Instructions for the task >> Extract all lines from the data beneath that include the word "this".

Information supplied >>
--------------------------------
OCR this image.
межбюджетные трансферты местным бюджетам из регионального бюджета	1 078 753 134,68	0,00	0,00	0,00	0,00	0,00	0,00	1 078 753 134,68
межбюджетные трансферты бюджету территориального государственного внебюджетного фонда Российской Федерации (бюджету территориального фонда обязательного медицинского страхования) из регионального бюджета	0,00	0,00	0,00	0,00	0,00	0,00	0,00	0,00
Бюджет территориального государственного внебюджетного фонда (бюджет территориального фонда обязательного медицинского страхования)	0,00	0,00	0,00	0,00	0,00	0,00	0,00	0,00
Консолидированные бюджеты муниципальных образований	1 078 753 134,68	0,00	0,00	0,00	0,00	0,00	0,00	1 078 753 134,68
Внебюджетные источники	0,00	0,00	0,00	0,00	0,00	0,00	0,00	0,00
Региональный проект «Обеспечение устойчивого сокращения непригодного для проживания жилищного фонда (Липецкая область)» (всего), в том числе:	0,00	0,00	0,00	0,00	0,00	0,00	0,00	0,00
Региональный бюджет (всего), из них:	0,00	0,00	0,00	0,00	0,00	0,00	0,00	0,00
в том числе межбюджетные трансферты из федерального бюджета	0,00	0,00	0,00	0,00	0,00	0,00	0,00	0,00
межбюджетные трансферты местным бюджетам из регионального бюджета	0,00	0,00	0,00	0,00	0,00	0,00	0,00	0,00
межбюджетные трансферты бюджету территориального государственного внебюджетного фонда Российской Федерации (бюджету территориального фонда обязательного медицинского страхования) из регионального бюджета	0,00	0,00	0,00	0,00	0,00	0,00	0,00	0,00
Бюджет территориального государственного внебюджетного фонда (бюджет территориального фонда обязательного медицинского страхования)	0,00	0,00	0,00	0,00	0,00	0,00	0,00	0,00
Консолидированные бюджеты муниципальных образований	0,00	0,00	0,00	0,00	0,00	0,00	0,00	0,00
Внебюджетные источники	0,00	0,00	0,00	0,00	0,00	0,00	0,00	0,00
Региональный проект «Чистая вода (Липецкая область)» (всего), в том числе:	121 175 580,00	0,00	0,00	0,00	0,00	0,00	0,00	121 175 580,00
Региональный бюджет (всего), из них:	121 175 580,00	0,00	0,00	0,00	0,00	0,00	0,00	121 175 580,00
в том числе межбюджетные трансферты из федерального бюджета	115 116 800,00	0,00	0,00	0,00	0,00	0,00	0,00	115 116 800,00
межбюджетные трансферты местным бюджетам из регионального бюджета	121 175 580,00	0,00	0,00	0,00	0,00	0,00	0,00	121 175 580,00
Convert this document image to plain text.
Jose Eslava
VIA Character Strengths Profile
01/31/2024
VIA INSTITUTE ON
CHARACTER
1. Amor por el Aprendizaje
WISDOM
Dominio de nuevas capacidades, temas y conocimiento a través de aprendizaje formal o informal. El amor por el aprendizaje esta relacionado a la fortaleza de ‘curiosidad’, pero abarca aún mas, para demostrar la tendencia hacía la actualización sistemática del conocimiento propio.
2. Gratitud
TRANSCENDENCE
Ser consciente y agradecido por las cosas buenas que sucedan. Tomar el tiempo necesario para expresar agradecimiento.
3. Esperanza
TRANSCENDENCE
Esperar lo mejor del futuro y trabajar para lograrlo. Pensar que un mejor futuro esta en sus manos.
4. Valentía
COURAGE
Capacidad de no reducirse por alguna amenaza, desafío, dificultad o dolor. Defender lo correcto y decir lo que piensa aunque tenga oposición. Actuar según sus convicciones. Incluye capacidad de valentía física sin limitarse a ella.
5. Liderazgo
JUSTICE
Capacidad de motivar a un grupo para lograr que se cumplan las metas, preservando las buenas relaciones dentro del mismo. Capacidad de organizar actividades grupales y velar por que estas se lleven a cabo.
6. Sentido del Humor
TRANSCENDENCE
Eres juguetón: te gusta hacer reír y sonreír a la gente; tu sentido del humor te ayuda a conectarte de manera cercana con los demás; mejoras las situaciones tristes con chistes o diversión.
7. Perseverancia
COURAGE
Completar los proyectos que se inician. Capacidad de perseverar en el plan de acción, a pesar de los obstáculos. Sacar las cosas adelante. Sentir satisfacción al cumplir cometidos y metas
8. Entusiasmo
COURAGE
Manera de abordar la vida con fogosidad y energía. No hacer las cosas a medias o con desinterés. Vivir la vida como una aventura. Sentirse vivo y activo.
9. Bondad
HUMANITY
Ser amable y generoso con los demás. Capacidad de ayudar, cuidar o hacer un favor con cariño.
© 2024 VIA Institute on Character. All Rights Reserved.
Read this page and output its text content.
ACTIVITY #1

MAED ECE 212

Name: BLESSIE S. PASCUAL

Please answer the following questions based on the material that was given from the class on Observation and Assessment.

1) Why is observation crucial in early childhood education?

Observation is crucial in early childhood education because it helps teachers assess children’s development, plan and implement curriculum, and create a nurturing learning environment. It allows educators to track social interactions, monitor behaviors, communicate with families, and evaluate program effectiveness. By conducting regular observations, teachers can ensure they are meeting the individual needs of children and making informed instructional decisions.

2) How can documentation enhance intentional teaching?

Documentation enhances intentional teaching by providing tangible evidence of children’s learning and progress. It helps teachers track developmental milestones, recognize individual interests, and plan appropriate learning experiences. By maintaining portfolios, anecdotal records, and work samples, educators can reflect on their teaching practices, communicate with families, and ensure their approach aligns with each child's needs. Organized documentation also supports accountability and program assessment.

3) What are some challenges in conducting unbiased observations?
--------------------------------
Exercise result >>
OCR this image.
Convert this document image to plain text.
Read this page and output its text content.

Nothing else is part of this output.